Required task
Exclude images, then output the remaining data verbatim.

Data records
## BEGIN

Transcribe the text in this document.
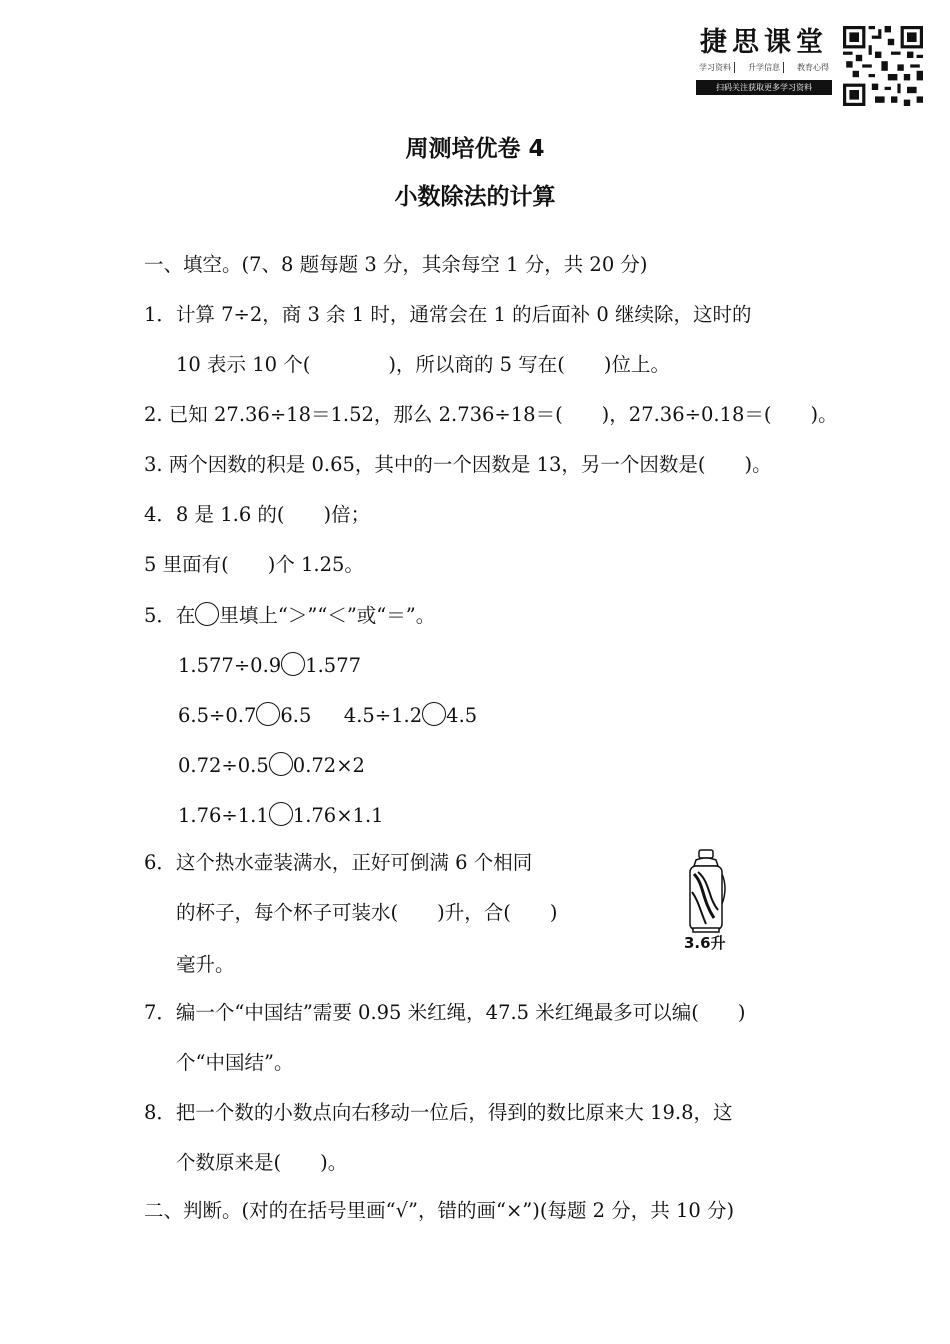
捷思课堂
学习资料	升学信息	教育心得
扫码关注获取更多学习资料
周测培优卷 4
小数除法的计算
一、填空。(7、8 题每题 3 分，其余每空 1 分，共 20 分)
1．计算 7÷2，商 3 余 1 时，通常会在 1 的后面补 0 继续除，这时的
10 表示 10 个(　　　　)，所以商的 5 写在(　　)位上。
2. 已知 27.36÷18＝1.52，那么 2.736÷18＝(　　)，27.36÷0.18＝(　　)。
3. 两个因数的积是 0.65，其中的一个因数是 13，另一个因数是(　　)。
4．8 是 1.6 的(　　)倍；
5 里面有(　　)个 1.25。
5．在 里填上“＞”“＜”或“＝”。
1.577÷0.9 1.577
6.5÷0.7 6.5 4.5÷1.2 4.5
0.72÷0.5 0.72×2
1.76÷1.1 1.76×1.1
6．这个热水壶装满水，正好可倒满 6 个相同
的杯子，每个杯子可装水(　　)升，合(　　)
毫升。
3.6升
7．编一个“中国结”需要 0.95 米红绳，47.5 米红绳最多可以编(　　)
个“中国结”。
8．把一个数的小数点向右移动一位后，得到的数比原来大 19.8，这
个数原来是(　　)。
二、判断。(对的在括号里画“√”，错的画“×”)(每题 2 分，共 10 分)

## END

Output for this task
Transcribe the text in this document.
捷思课堂
学习资料	升学信息	教育心得
扫码关注获取更多学习资料
周测培优卷 4
小数除法的计算
一、填空。(7、8 题每题 3 分，其余每空 1 分，共 20 分)
1．计算 7÷2，商 3 余 1 时，通常会在 1 的后面补 0 继续除，这时的
10 表示 10 个(　　　　)，所以商的 5 写在(　　)位上。
2. 已知 27.36÷18＝1.52，那么 2.736÷18＝(　　)，27.36÷0.18＝(　　)。
3. 两个因数的积是 0.65，其中的一个因数是 13，另一个因数是(　　)。
4．8 是 1.6 的(　　)倍；
5 里面有(　　)个 1.25。
5．在 里填上“＞”“＜”或“＝”。
1.577÷0.9 1.577
6.5÷0.7 6.5 4.5÷1.2 4.5
0.72÷0.5 0.72×2
1.76÷1.1 1.76×1.1
6．这个热水壶装满水，正好可倒满 6 个相同
的杯子，每个杯子可装水(　　)升，合(　　)
毫升。
3.6升
7．编一个“中国结”需要 0.95 米红绳，47.5 米红绳最多可以编(　　)
个“中国结”。
8．把一个数的小数点向右移动一位后，得到的数比原来大 19.8，这
个数原来是(　　)。
二、判断。(对的在括号里画“√”，错的画“×”)(每题 2 分，共 10 分)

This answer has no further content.